Short task: Reproduce the records below in full and word for word, excluding pictures.

******************************

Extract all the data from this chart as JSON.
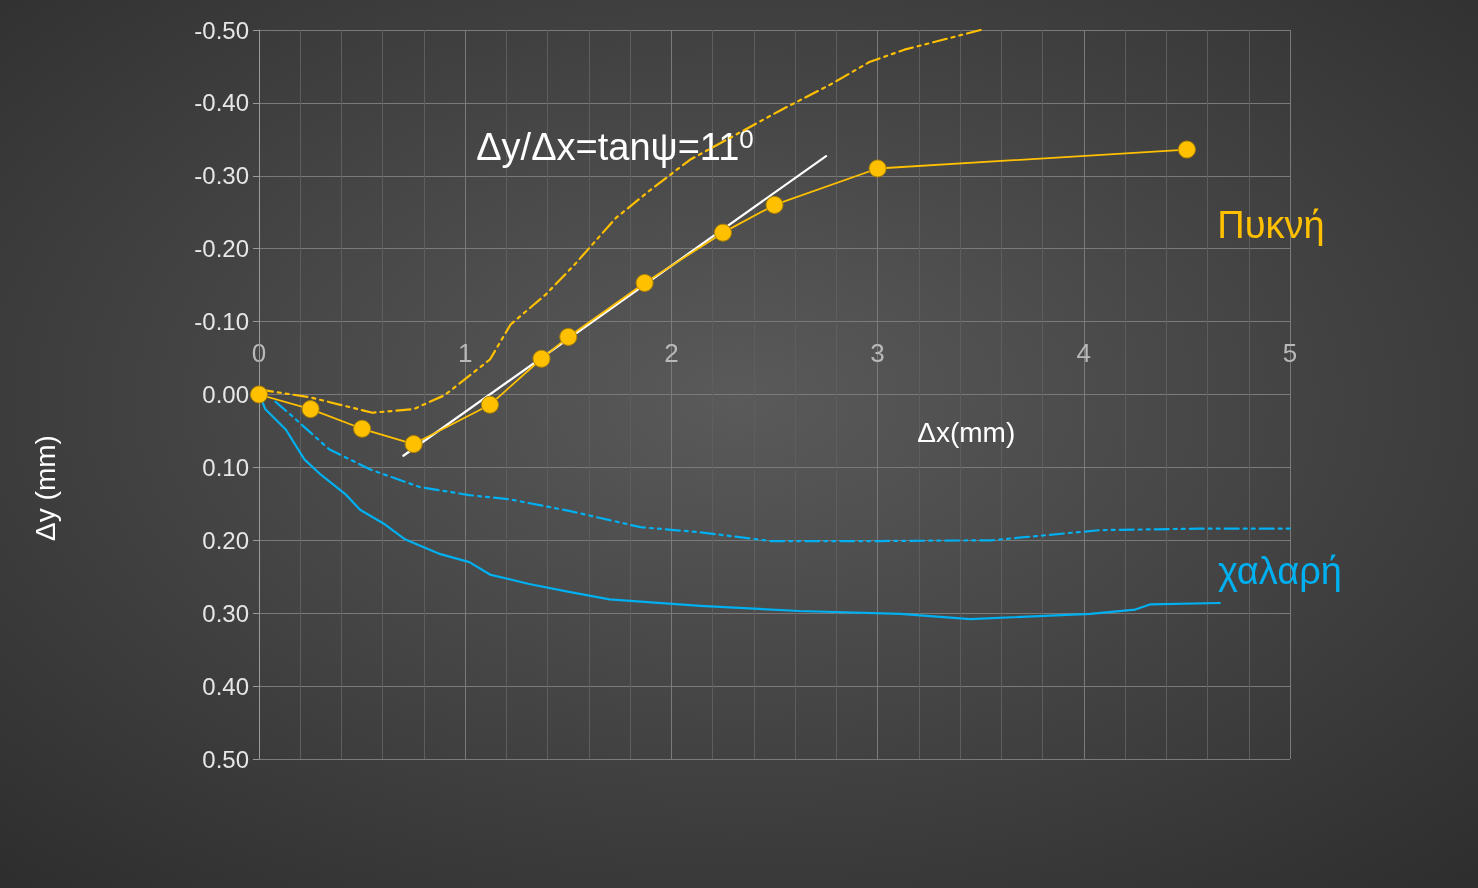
{
  "chart_data": {
    "type": "line",
    "xlabel": "Δx(mm)",
    "ylabel": "Δy (mm)",
    "xlim": [
      0,
      5
    ],
    "xticks": [
      0,
      1,
      2,
      3,
      4,
      5
    ],
    "ylim": [
      0.5,
      -0.5
    ],
    "yticks": [
      {
        "value": -0.5,
        "label": "-0.50"
      },
      {
        "value": -0.4,
        "label": "-0.40"
      },
      {
        "value": -0.3,
        "label": "-0.30"
      },
      {
        "value": -0.2,
        "label": "-0.20"
      },
      {
        "value": -0.1,
        "label": "-0.10"
      },
      {
        "value": 0,
        "label": "0.00"
      },
      {
        "value": 0.1,
        "label": "0.10"
      },
      {
        "value": 0.2,
        "label": "0.20"
      },
      {
        "value": 0.3,
        "label": "0.30"
      },
      {
        "value": 0.4,
        "label": "0.40"
      },
      {
        "value": 0.5,
        "label": "0.50"
      }
    ],
    "grid": true,
    "legend": false,
    "marker": "none",
    "line_style": "solid",
    "series": [
      {
        "name": "Πυκνή",
        "color": "#ffc000",
        "marker": "circle",
        "x": [
          0,
          0.25,
          0.5,
          0.75,
          1.12,
          1.37,
          1.5,
          1.87,
          2.25,
          2.5,
          3.0,
          4.5
        ],
        "values": [
          0,
          0.02,
          0.047,
          0.068,
          0.014,
          -0.049,
          -0.079,
          -0.153,
          -0.222,
          -0.26,
          -0.31,
          -0.336
        ]
      },
      {
        "color": "#ffc000",
        "line_style": "dashed",
        "x": [
          0,
          0.25,
          0.55,
          0.75,
          0.9,
          1.12,
          1.22,
          1.39,
          1.53,
          1.73,
          1.9,
          2.09,
          2.31,
          2.53,
          2.77,
          2.96,
          3.13,
          3.35,
          3.5
        ],
        "values": [
          -0.007,
          0.004,
          0.025,
          0.02,
          0.001,
          -0.048,
          -0.096,
          -0.137,
          -0.178,
          -0.242,
          -0.281,
          -0.322,
          -0.356,
          -0.39,
          -0.425,
          -0.456,
          -0.473,
          -0.489,
          -0.5
        ]
      },
      {
        "color": "#ffffff",
        "x": [
          0.7,
          2.75
        ],
        "values": [
          0.084,
          -0.327
        ]
      },
      {
        "name": "χαλαρή",
        "color": "#00b0f0",
        "x": [
          0,
          0.03,
          0.13,
          0.22,
          0.3,
          0.42,
          0.49,
          0.61,
          0.71,
          0.88,
          1.02,
          1.12,
          1.31,
          1.51,
          1.7,
          2.14,
          2.62,
          3.11,
          3.45,
          4.03,
          4.25,
          4.32,
          4.66
        ],
        "values": [
          -0.003,
          0.02,
          0.048,
          0.089,
          0.11,
          0.137,
          0.158,
          0.178,
          0.199,
          0.219,
          0.23,
          0.247,
          0.26,
          0.271,
          0.281,
          0.29,
          0.297,
          0.301,
          0.308,
          0.301,
          0.295,
          0.288,
          0.286
        ]
      },
      {
        "color": "#00b0f0",
        "line_style": "dashed",
        "x": [
          0.08,
          0.15,
          0.34,
          0.54,
          0.78,
          1.02,
          1.22,
          1.51,
          1.85,
          2.14,
          2.48,
          3.01,
          3.55,
          4.08,
          4.56,
          5.0
        ],
        "values": [
          0.01,
          0.027,
          0.075,
          0.103,
          0.127,
          0.138,
          0.144,
          0.16,
          0.182,
          0.189,
          0.201,
          0.201,
          0.2,
          0.186,
          0.184,
          0.184
        ]
      }
    ],
    "annotations": [
      "Δy/Δx=tanψ=11$^{0}$"
    ]
  }
}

******************************

Output of the task:
Extract all the data from this chart as JSON.
{
  "chart_data": {
    "type": "line",
    "xlabel": "Δx(mm)",
    "ylabel": "Δy (mm)",
    "xlim": [
      0,
      5
    ],
    "xticks": [
      0,
      1,
      2,
      3,
      4,
      5
    ],
    "ylim": [
      0.5,
      -0.5
    ],
    "yticks": [
      {
        "value": -0.5,
        "label": "-0.50"
      },
      {
        "value": -0.4,
        "label": "-0.40"
      },
      {
        "value": -0.3,
        "label": "-0.30"
      },
      {
        "value": -0.2,
        "label": "-0.20"
      },
      {
        "value": -0.1,
        "label": "-0.10"
      },
      {
        "value": 0,
        "label": "0.00"
      },
      {
        "value": 0.1,
        "label": "0.10"
      },
      {
        "value": 0.2,
        "label": "0.20"
      },
      {
        "value": 0.3,
        "label": "0.30"
      },
      {
        "value": 0.4,
        "label": "0.40"
      },
      {
        "value": 0.5,
        "label": "0.50"
      }
    ],
    "grid": true,
    "legend": false,
    "marker": "none",
    "line_style": "solid",
    "series": [
      {
        "name": "Πυκνή",
        "color": "#ffc000",
        "marker": "circle",
        "x": [
          0,
          0.25,
          0.5,
          0.75,
          1.12,
          1.37,
          1.5,
          1.87,
          2.25,
          2.5,
          3.0,
          4.5
        ],
        "values": [
          0,
          0.02,
          0.047,
          0.068,
          0.014,
          -0.049,
          -0.079,
          -0.153,
          -0.222,
          -0.26,
          -0.31,
          -0.336
        ]
      },
      {
        "color": "#ffc000",
        "line_style": "dashed",
        "x": [
          0,
          0.25,
          0.55,
          0.75,
          0.9,
          1.12,
          1.22,
          1.39,
          1.53,
          1.73,
          1.9,
          2.09,
          2.31,
          2.53,
          2.77,
          2.96,
          3.13,
          3.35,
          3.5
        ],
        "values": [
          -0.007,
          0.004,
          0.025,
          0.02,
          0.001,
          -0.048,
          -0.096,
          -0.137,
          -0.178,
          -0.242,
          -0.281,
          -0.322,
          -0.356,
          -0.39,
          -0.425,
          -0.456,
          -0.473,
          -0.489,
          -0.5
        ]
      },
      {
        "color": "#ffffff",
        "x": [
          0.7,
          2.75
        ],
        "values": [
          0.084,
          -0.327
        ]
      },
      {
        "name": "χαλαρή",
        "color": "#00b0f0",
        "x": [
          0,
          0.03,
          0.13,
          0.22,
          0.3,
          0.42,
          0.49,
          0.61,
          0.71,
          0.88,
          1.02,
          1.12,
          1.31,
          1.51,
          1.7,
          2.14,
          2.62,
          3.11,
          3.45,
          4.03,
          4.25,
          4.32,
          4.66
        ],
        "values": [
          -0.003,
          0.02,
          0.048,
          0.089,
          0.11,
          0.137,
          0.158,
          0.178,
          0.199,
          0.219,
          0.23,
          0.247,
          0.26,
          0.271,
          0.281,
          0.29,
          0.297,
          0.301,
          0.308,
          0.301,
          0.295,
          0.288,
          0.286
        ]
      },
      {
        "color": "#00b0f0",
        "line_style": "dashed",
        "x": [
          0.08,
          0.15,
          0.34,
          0.54,
          0.78,
          1.02,
          1.22,
          1.51,
          1.85,
          2.14,
          2.48,
          3.01,
          3.55,
          4.08,
          4.56,
          5.0
        ],
        "values": [
          0.01,
          0.027,
          0.075,
          0.103,
          0.127,
          0.138,
          0.144,
          0.16,
          0.182,
          0.189,
          0.201,
          0.201,
          0.2,
          0.186,
          0.184,
          0.184
        ]
      }
    ],
    "annotations": [
      "Δy/Δx=tanψ=11$^{0}$"
    ]
  }
}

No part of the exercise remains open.